::: Input
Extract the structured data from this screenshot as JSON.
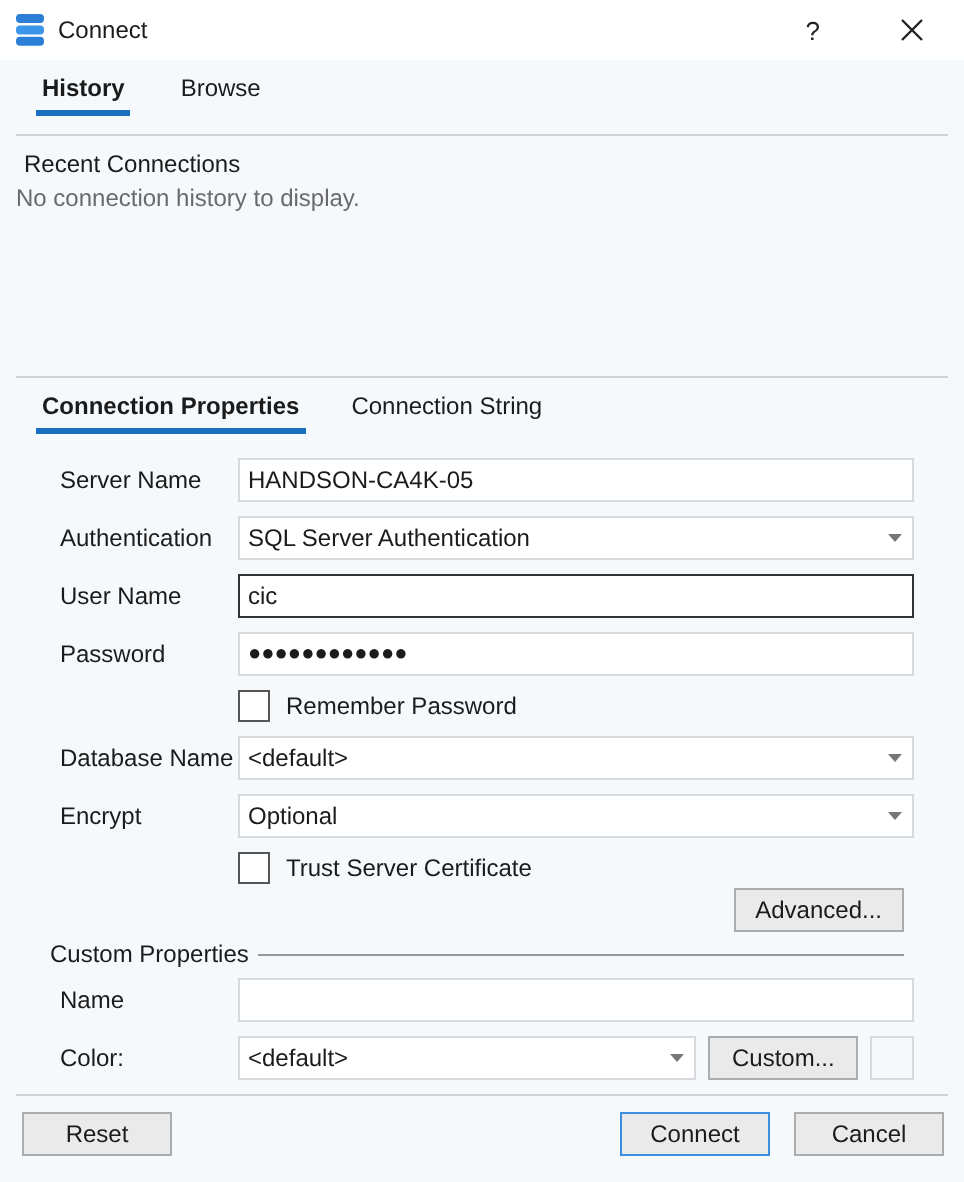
{
  "window": {
    "title": "Connect",
    "help": "?"
  },
  "top_tabs": [
    {
      "label": "History",
      "selected": true
    },
    {
      "label": "Browse",
      "selected": false
    }
  ],
  "recent": {
    "title": "Recent Connections",
    "message": "No connection history to display."
  },
  "property_tabs": [
    {
      "label": "Connection Properties",
      "selected": true
    },
    {
      "label": "Connection String",
      "selected": false
    }
  ],
  "fields": [
    {
      "kind": "text",
      "label": "Server Name",
      "value": "HANDSON-CA4K-05",
      "focused": false
    },
    {
      "kind": "dropdown",
      "label": "Authentication",
      "value": "SQL Server Authentication",
      "focused": false
    },
    {
      "kind": "text",
      "label": "User Name",
      "value": "cic",
      "focused": true
    },
    {
      "kind": "password",
      "label": "Password",
      "value": "●●●●●●●●●●●●",
      "focused": false
    },
    {
      "kind": "checkbox",
      "label": "Remember Password",
      "checked": false
    },
    {
      "kind": "dropdown",
      "label": "Database Name",
      "value": "<default>",
      "focused": false
    },
    {
      "kind": "dropdown",
      "label": "Encrypt",
      "value": "Optional",
      "focused": false
    },
    {
      "kind": "checkbox",
      "label": "Trust Server Certificate",
      "checked": false
    }
  ],
  "advanced_button": "Advanced...",
  "custom_properties": {
    "title": "Custom Properties",
    "name_label": "Name",
    "color_label": "Color:",
    "color_value": "<default>",
    "custom_button": "Custom..."
  },
  "buttons": {
    "reset": "Reset",
    "connect": "Connect",
    "cancel": "Cancel"
  }
}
::::::
Required task
Restate the full listing verbatim and drop every picture.

Answer for this exercise
Extract the structured data from this screenshot as JSON.
{
  "window": {
    "title": "Connect",
    "help": "?"
  },
  "top_tabs": [
    {
      "label": "History",
      "selected": true
    },
    {
      "label": "Browse",
      "selected": false
    }
  ],
  "recent": {
    "title": "Recent Connections",
    "message": "No connection history to display."
  },
  "property_tabs": [
    {
      "label": "Connection Properties",
      "selected": true
    },
    {
      "label": "Connection String",
      "selected": false
    }
  ],
  "fields": [
    {
      "kind": "text",
      "label": "Server Name",
      "value": "HANDSON-CA4K-05",
      "focused": false
    },
    {
      "kind": "dropdown",
      "label": "Authentication",
      "value": "SQL Server Authentication",
      "focused": false
    },
    {
      "kind": "text",
      "label": "User Name",
      "value": "cic",
      "focused": true
    },
    {
      "kind": "password",
      "label": "Password",
      "value": "●●●●●●●●●●●●",
      "focused": false
    },
    {
      "kind": "checkbox",
      "label": "Remember Password",
      "checked": false
    },
    {
      "kind": "dropdown",
      "label": "Database Name",
      "value": "<default>",
      "focused": false
    },
    {
      "kind": "dropdown",
      "label": "Encrypt",
      "value": "Optional",
      "focused": false
    },
    {
      "kind": "checkbox",
      "label": "Trust Server Certificate",
      "checked": false
    }
  ],
  "advanced_button": "Advanced...",
  "custom_properties": {
    "title": "Custom Properties",
    "name_label": "Name",
    "color_label": "Color:",
    "color_value": "<default>",
    "custom_button": "Custom..."
  },
  "buttons": {
    "reset": "Reset",
    "connect": "Connect",
    "cancel": "Cancel"
  }
}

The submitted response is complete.